> _SHORT PROBLEM_: Give an exact transcription of every line, dropping the images.

Dataset entries

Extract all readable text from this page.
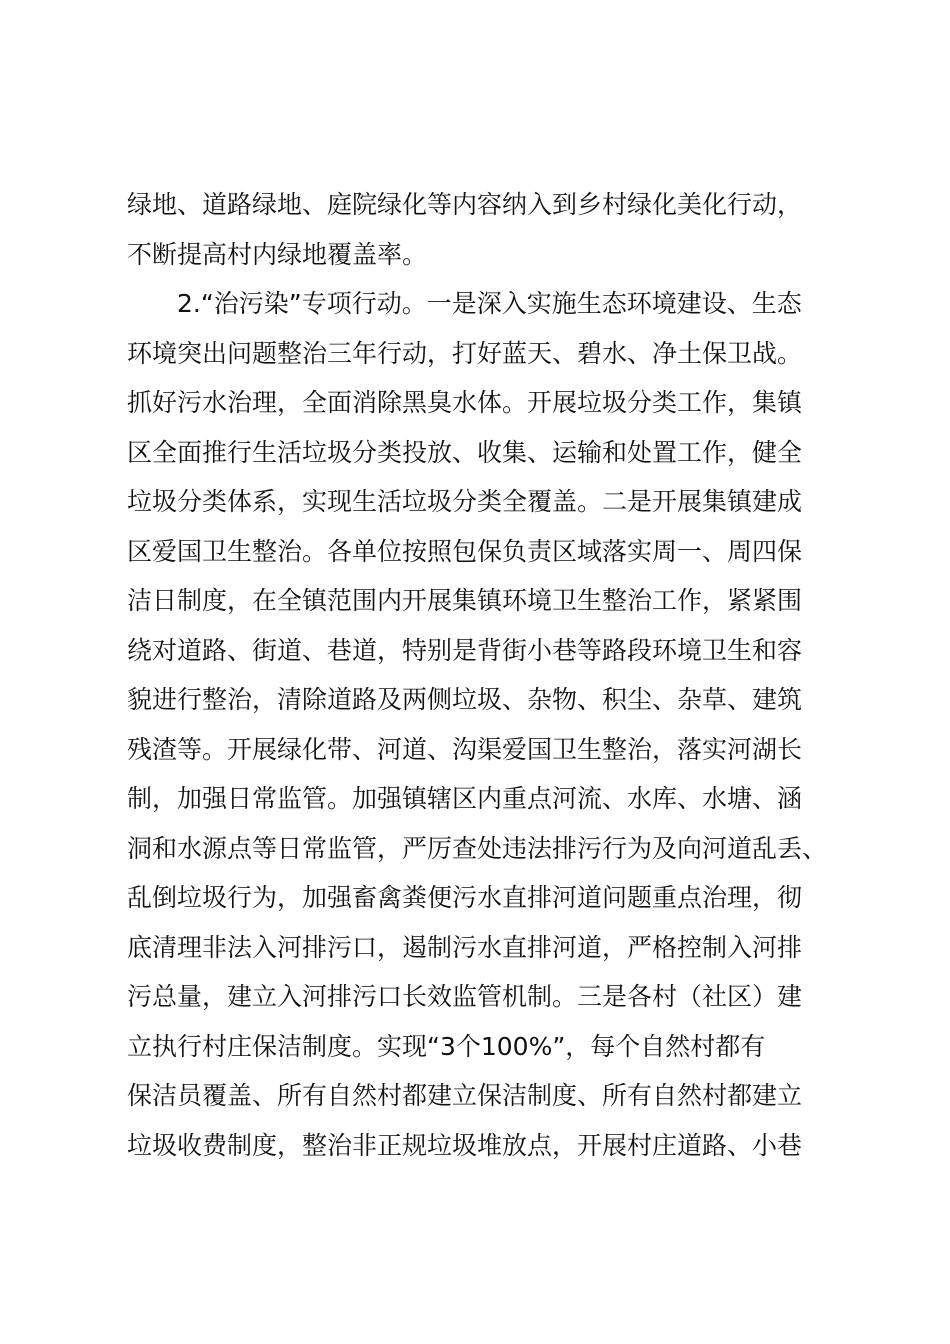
绿地、道路绿地、庭院绿化等内容纳入到乡村绿化美化行动，
不断提高村内绿地覆盖率。
2.“治污染”专项行动。一是深入实施生态环境建设、生态
环境突出问题整治三年行动，打好蓝天、碧水、净土保卫战。
抓好污水治理，全面消除黑臭水体。开展垃圾分类工作，集镇
区全面推行生活垃圾分类投放、收集、运输和处置工作，健全
垃圾分类体系，实现生活垃圾分类全覆盖。二是开展集镇建成
区爱国卫生整治。各单位按照包保负责区域落实周一、周四保
洁日制度，在全镇范围内开展集镇环境卫生整治工作，紧紧围
绕对道路、街道、巷道，特别是背街小巷等路段环境卫生和容
貌进行整治，清除道路及两侧垃圾、杂物、积尘、杂草、建筑
残渣等。开展绿化带、河道、沟渠爱国卫生整治，落实河湖长
制，加强日常监管。加强镇辖区内重点河流、水库、水塘、涵
洞和水源点等日常监管，严厉查处违法排污行为及向河道乱丢、
乱倒垃圾行为，加强畜禽粪便污水直排河道问题重点治理，彻
底清理非法入河排污口，遏制污水直排河道，严格控制入河排
污总量，建立入河排污口长效监管机制。三是各村（社区）建
立执行村庄保洁制度。实现“3个100%”，每个自然村都有
保洁员覆盖、所有自然村都建立保洁制度、所有自然村都建立
垃圾收费制度，整治非正规垃圾堆放点，开展村庄道路、小巷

> _ANSWER TO THIS PROBLEM_:
Extract all readable text from this page.
绿地、道路绿地、庭院绿化等内容纳入到乡村绿化美化行动，
不断提高村内绿地覆盖率。
2.“治污染”专项行动。一是深入实施生态环境建设、生态
环境突出问题整治三年行动，打好蓝天、碧水、净土保卫战。
抓好污水治理，全面消除黑臭水体。开展垃圾分类工作，集镇
区全面推行生活垃圾分类投放、收集、运输和处置工作，健全
垃圾分类体系，实现生活垃圾分类全覆盖。二是开展集镇建成
区爱国卫生整治。各单位按照包保负责区域落实周一、周四保
洁日制度，在全镇范围内开展集镇环境卫生整治工作，紧紧围
绕对道路、街道、巷道，特别是背街小巷等路段环境卫生和容
貌进行整治，清除道路及两侧垃圾、杂物、积尘、杂草、建筑
残渣等。开展绿化带、河道、沟渠爱国卫生整治，落实河湖长
制，加强日常监管。加强镇辖区内重点河流、水库、水塘、涵
洞和水源点等日常监管，严厉查处违法排污行为及向河道乱丢、
乱倒垃圾行为，加强畜禽粪便污水直排河道问题重点治理，彻
底清理非法入河排污口，遏制污水直排河道，严格控制入河排
污总量，建立入河排污口长效监管机制。三是各村（社区）建
立执行村庄保洁制度。实现“3个100%”，每个自然村都有
保洁员覆盖、所有自然村都建立保洁制度、所有自然村都建立
垃圾收费制度，整治非正规垃圾堆放点，开展村庄道路、小巷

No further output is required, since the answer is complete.